┌──

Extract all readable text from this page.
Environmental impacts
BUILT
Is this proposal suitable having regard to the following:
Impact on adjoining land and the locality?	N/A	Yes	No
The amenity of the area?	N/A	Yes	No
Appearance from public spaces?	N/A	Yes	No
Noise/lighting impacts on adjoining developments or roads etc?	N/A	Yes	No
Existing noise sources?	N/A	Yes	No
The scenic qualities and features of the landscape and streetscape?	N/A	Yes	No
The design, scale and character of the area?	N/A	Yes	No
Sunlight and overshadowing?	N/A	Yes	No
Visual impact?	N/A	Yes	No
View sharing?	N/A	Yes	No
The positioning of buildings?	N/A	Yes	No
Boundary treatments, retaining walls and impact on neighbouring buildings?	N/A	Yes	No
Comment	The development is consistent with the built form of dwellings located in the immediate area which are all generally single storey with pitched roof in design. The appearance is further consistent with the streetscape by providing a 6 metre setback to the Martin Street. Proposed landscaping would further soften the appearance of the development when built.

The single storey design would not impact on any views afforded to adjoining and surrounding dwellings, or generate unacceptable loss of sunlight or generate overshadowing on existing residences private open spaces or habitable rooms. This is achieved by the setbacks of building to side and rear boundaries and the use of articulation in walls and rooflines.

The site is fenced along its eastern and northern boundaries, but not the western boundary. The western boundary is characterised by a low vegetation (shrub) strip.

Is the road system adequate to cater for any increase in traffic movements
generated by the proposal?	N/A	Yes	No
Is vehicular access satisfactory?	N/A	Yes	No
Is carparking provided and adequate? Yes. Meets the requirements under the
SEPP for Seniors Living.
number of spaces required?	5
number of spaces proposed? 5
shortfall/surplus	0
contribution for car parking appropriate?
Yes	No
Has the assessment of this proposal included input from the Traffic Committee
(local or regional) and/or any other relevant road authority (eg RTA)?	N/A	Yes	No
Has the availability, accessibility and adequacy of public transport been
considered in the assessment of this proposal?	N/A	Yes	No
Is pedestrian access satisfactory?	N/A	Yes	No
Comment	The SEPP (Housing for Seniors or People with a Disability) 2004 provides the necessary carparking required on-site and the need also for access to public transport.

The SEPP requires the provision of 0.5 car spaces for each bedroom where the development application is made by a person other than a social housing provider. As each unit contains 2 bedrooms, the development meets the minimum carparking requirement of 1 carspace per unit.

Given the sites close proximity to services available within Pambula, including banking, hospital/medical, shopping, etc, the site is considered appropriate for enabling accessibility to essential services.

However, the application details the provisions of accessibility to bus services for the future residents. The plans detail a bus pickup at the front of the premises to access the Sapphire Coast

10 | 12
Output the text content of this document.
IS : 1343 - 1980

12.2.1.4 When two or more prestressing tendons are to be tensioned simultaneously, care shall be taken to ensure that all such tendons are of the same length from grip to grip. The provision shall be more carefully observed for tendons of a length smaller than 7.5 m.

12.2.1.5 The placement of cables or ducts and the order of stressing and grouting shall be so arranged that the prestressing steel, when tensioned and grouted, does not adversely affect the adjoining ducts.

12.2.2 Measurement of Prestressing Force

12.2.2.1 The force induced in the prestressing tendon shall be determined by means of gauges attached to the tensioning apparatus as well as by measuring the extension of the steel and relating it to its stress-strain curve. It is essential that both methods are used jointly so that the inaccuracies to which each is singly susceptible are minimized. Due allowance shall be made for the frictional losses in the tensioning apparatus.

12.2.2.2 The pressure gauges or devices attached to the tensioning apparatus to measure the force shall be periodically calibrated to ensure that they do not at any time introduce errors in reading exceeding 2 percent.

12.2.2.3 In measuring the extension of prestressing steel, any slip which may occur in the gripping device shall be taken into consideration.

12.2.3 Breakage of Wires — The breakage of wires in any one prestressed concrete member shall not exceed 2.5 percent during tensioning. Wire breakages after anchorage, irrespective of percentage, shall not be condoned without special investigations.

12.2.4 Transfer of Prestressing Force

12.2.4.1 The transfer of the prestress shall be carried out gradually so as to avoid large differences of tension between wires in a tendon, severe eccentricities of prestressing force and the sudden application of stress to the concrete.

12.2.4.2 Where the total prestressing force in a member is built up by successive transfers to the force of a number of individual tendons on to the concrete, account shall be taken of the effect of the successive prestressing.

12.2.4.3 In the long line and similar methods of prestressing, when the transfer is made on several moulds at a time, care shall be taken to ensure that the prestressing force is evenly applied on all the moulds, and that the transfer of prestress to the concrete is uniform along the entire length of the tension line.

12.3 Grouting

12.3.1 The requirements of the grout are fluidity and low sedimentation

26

└──

■ Exercise instructions: Write the data out again in full and exactly.

■ Result of the exercise:
Extract all readable text from this page.
Environmental impacts
BUILT
Is this proposal suitable having regard to the following:
Impact on adjoining land and the locality?	N/A	Yes	No
The amenity of the area?	N/A	Yes	No
Appearance from public spaces?	N/A	Yes	No
Noise/lighting impacts on adjoining developments or roads etc?	N/A	Yes	No
Existing noise sources?	N/A	Yes	No
The scenic qualities and features of the landscape and streetscape?	N/A	Yes	No
The design, scale and character of the area?	N/A	Yes	No
Sunlight and overshadowing?	N/A	Yes	No
Visual impact?	N/A	Yes	No
View sharing?	N/A	Yes	No
The positioning of buildings?	N/A	Yes	No
Boundary treatments, retaining walls and impact on neighbouring buildings?	N/A	Yes	No
Comment	The development is consistent with the built form of dwellings located in the immediate area which are all generally single storey with pitched roof in design. The appearance is further consistent with the streetscape by providing a 6 metre setback to the Martin Street. Proposed landscaping would further soften the appearance of the development when built.

The single storey design would not impact on any views afforded to adjoining and surrounding dwellings, or generate unacceptable loss of sunlight or generate overshadowing on existing residences private open spaces or habitable rooms. This is achieved by the setbacks of building to side and rear boundaries and the use of articulation in walls and rooflines.

The site is fenced along its eastern and northern boundaries, but not the western boundary. The western boundary is characterised by a low vegetation (shrub) strip.

Is the road system adequate to cater for any increase in traffic movements
generated by the proposal?	N/A	Yes	No
Is vehicular access satisfactory?	N/A	Yes	No
Is carparking provided and adequate? Yes. Meets the requirements under the
SEPP for Seniors Living.
number of spaces required?	5
number of spaces proposed? 5
shortfall/surplus	0
contribution for car parking appropriate?
Yes	No
Has the assessment of this proposal included input from the Traffic Committee
(local or regional) and/or any other relevant road authority (eg RTA)?	N/A	Yes	No
Has the availability, accessibility and adequacy of public transport been
considered in the assessment of this proposal?	N/A	Yes	No
Is pedestrian access satisfactory?	N/A	Yes	No
Comment	The SEPP (Housing for Seniors or People with a Disability) 2004 provides the necessary carparking required on-site and the need also for access to public transport.

The SEPP requires the provision of 0.5 car spaces for each bedroom where the development application is made by a person other than a social housing provider. As each unit contains 2 bedrooms, the development meets the minimum carparking requirement of 1 carspace per unit.

Given the sites close proximity to services available within Pambula, including banking, hospital/medical, shopping, etc, the site is considered appropriate for enabling accessibility to essential services.

However, the application details the provisions of accessibility to bus services for the future residents. The plans detail a bus pickup at the front of the premises to access the Sapphire Coast

10 | 12
Output the text content of this document.
IS : 1343 - 1980

12.2.1.4 When two or more prestressing tendons are to be tensioned simultaneously, care shall be taken to ensure that all such tendons are of the same length from grip to grip. The provision shall be more carefully observed for tendons of a length smaller than 7.5 m.

12.2.1.5 The placement of cables or ducts and the order of stressing and grouting shall be so arranged that the prestressing steel, when tensioned and grouted, does not adversely affect the adjoining ducts.

12.2.2 Measurement of Prestressing Force

12.2.2.1 The force induced in the prestressing tendon shall be determined by means of gauges attached to the tensioning apparatus as well as by measuring the extension of the steel and relating it to its stress-strain curve. It is essential that both methods are used jointly so that the inaccuracies to which each is singly susceptible are minimized. Due allowance shall be made for the frictional losses in the tensioning apparatus.

12.2.2.2 The pressure gauges or devices attached to the tensioning apparatus to measure the force shall be periodically calibrated to ensure that they do not at any time introduce errors in reading exceeding 2 percent.

12.2.2.3 In measuring the extension of prestressing steel, any slip which may occur in the gripping device shall be taken into consideration.

12.2.3 Breakage of Wires — The breakage of wires in any one prestressed concrete member shall not exceed 2.5 percent during tensioning. Wire breakages after anchorage, irrespective of percentage, shall not be condoned without special investigations.

12.2.4 Transfer of Prestressing Force

12.2.4.1 The transfer of the prestress shall be carried out gradually so as to avoid large differences of tension between wires in a tendon, severe eccentricities of prestressing force and the sudden application of stress to the concrete.

12.2.4.2 Where the total prestressing force in a member is built up by successive transfers to the force of a number of individual tendons on to the concrete, account shall be taken of the effect of the successive prestressing.

12.2.4.3 In the long line and similar methods of prestressing, when the transfer is made on several moulds at a time, care shall be taken to ensure that the prestressing force is evenly applied on all the moulds, and that the transfer of prestress to the concrete is uniform along the entire length of the tension line.

12.3 Grouting

12.3.1 The requirements of the grout are fluidity and low sedimentation

26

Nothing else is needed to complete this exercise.